---- Data to use

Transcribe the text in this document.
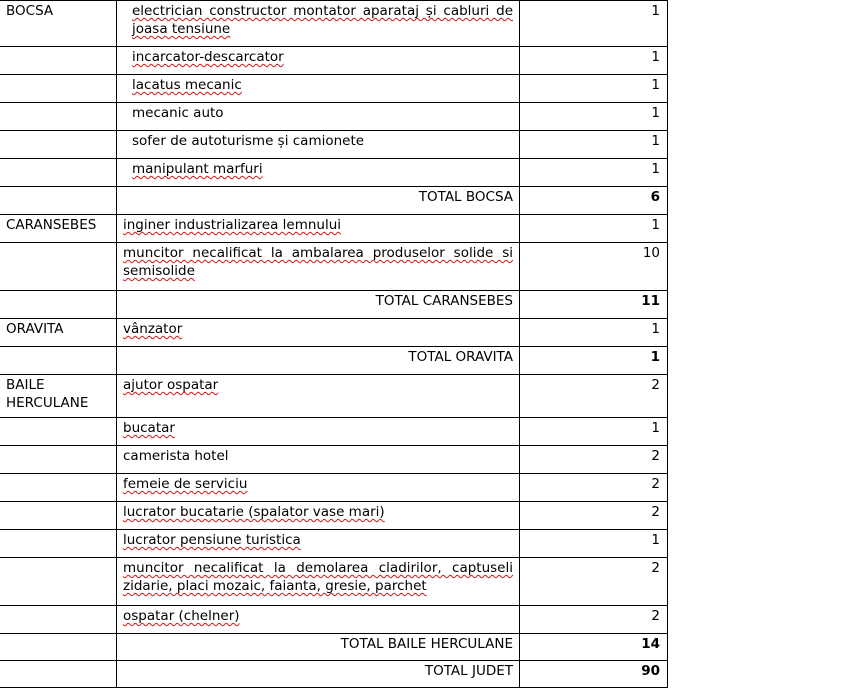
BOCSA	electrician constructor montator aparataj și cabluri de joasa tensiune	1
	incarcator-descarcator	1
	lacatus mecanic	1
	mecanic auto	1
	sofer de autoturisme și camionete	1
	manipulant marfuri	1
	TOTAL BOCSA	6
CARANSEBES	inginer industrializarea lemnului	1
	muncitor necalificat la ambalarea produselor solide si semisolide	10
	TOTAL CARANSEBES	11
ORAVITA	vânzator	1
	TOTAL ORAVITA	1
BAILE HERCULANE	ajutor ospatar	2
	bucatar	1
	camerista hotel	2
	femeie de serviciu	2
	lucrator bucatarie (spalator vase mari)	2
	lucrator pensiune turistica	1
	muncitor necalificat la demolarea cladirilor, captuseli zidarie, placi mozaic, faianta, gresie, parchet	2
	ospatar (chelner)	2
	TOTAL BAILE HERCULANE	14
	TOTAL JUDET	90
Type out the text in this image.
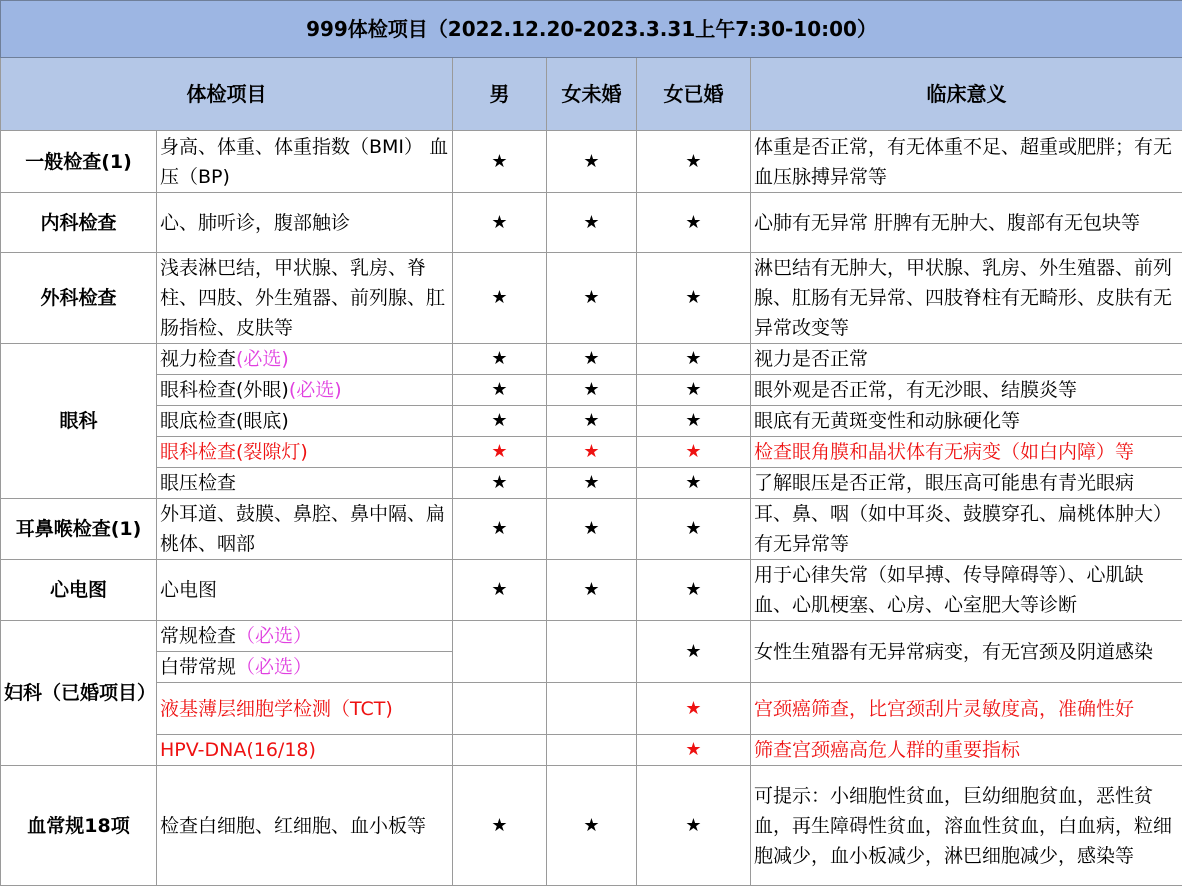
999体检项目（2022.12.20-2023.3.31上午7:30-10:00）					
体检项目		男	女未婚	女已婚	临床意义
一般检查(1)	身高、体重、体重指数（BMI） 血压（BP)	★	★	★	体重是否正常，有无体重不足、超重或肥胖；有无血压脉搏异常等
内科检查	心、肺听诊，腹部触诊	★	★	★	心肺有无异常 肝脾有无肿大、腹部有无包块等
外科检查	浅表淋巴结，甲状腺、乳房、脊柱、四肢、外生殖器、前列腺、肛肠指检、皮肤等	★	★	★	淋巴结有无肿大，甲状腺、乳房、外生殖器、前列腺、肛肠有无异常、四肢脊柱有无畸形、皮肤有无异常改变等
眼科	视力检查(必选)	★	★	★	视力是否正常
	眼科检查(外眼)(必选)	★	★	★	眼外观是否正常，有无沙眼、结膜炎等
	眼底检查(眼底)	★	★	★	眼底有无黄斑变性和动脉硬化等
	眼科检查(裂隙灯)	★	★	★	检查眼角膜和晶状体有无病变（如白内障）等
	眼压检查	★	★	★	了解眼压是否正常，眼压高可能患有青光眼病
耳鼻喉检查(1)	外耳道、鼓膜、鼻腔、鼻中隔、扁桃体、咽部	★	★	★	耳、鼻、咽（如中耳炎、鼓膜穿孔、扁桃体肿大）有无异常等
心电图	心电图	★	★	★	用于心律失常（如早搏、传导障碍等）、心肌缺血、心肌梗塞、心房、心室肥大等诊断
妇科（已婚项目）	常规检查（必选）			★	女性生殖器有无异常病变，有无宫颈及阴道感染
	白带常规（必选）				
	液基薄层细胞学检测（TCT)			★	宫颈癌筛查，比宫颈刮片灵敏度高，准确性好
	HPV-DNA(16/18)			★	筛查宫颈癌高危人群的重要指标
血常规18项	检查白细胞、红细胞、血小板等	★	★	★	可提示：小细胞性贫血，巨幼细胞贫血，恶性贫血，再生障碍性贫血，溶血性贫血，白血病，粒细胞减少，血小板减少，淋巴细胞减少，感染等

--------
---- Data to use

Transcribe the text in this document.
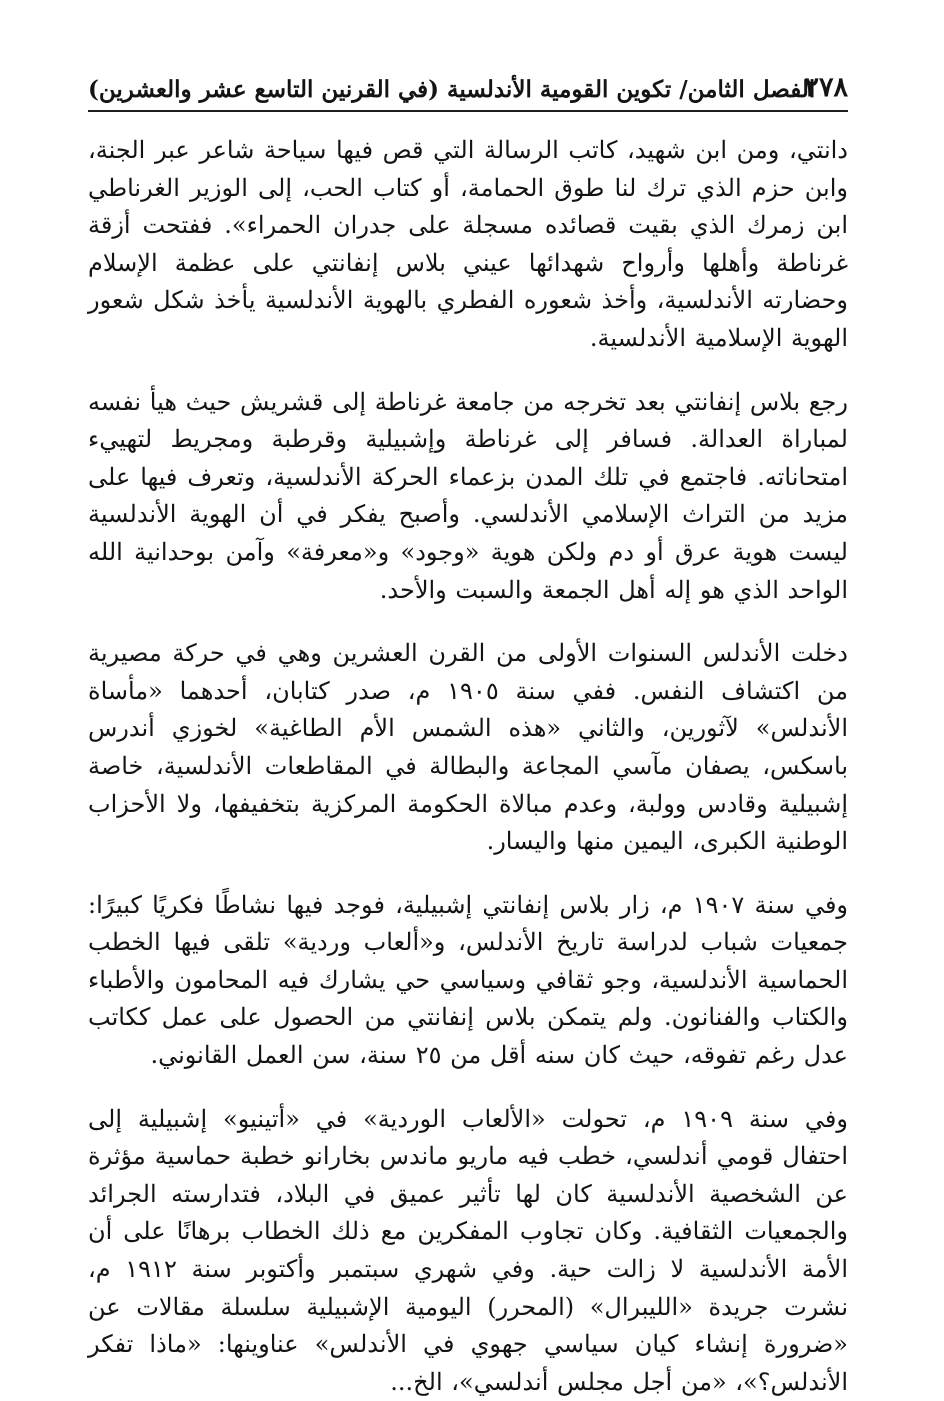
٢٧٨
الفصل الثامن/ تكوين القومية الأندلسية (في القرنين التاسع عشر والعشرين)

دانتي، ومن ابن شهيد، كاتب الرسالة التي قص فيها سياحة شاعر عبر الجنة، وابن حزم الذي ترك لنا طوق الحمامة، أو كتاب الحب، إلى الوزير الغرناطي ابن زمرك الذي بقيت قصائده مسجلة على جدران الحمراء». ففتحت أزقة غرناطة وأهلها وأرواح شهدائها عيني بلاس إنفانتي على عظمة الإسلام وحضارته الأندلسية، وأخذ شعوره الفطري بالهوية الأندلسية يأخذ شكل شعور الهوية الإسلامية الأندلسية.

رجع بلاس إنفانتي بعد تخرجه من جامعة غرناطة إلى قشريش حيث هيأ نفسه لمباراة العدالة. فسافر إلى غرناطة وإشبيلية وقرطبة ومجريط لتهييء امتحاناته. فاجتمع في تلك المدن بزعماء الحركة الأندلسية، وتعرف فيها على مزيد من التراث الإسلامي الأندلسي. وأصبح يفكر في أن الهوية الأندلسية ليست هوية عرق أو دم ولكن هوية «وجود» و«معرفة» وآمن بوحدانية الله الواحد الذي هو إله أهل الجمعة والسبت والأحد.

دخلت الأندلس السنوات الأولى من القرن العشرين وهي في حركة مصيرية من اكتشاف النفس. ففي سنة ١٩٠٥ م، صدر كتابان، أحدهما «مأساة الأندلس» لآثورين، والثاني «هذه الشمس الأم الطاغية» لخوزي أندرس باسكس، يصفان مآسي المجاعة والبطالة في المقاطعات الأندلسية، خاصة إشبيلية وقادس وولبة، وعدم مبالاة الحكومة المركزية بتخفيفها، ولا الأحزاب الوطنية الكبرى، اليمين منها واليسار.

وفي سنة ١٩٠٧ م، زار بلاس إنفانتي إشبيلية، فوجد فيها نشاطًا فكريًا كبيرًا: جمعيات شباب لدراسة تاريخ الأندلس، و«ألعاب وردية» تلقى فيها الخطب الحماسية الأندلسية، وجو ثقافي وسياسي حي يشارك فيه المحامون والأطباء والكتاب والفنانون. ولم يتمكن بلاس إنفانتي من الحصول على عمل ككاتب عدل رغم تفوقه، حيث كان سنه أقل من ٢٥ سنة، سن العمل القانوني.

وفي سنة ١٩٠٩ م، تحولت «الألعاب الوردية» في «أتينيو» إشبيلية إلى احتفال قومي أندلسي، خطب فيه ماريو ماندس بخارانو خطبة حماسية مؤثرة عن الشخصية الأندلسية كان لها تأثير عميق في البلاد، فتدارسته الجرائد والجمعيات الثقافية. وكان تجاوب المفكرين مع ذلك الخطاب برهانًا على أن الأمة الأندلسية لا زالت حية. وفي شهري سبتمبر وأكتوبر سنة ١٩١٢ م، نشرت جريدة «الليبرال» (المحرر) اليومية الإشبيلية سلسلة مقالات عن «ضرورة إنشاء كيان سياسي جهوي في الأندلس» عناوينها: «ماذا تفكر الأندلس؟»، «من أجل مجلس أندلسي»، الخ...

--------

* **Given problem**: Find all lines with "الذي" in them and copy each one.

* **Expected output**:
دانتي، ومن ابن شهيد، كاتب الرسالة التي قص فيها سياحة شاعر عبر الجنة، وابن حزم الذي ترك لنا طوق الحمامة، أو كتاب الحب، إلى الوزير الغرناطي ابن زمرك الذي بقيت قصائده مسجلة على جدران الحمراء». ففتحت أزقة غرناطة وأهلها وأرواح شهدائها عيني بلاس إنفانتي على عظمة الإسلام وحضارته الأندلسية، وأخذ شعوره الفطري بالهوية الأندلسية يأخذ شكل شعور الهوية الإسلامية الأندلسية.
رجع بلاس إنفانتي بعد تخرجه من جامعة غرناطة إلى قشريش حيث هيأ نفسه لمباراة العدالة. فسافر إلى غرناطة وإشبيلية وقرطبة ومجريط لتهييء امتحاناته. فاجتمع في تلك المدن بزعماء الحركة الأندلسية، وتعرف فيها على مزيد من التراث الإسلامي الأندلسي. وأصبح يفكر في أن الهوية الأندلسية ليست هوية عرق أو دم ولكن هوية «وجود» و«معرفة» وآمن بوحدانية الله الواحد الذي هو إله أهل الجمعة والسبت والأحد.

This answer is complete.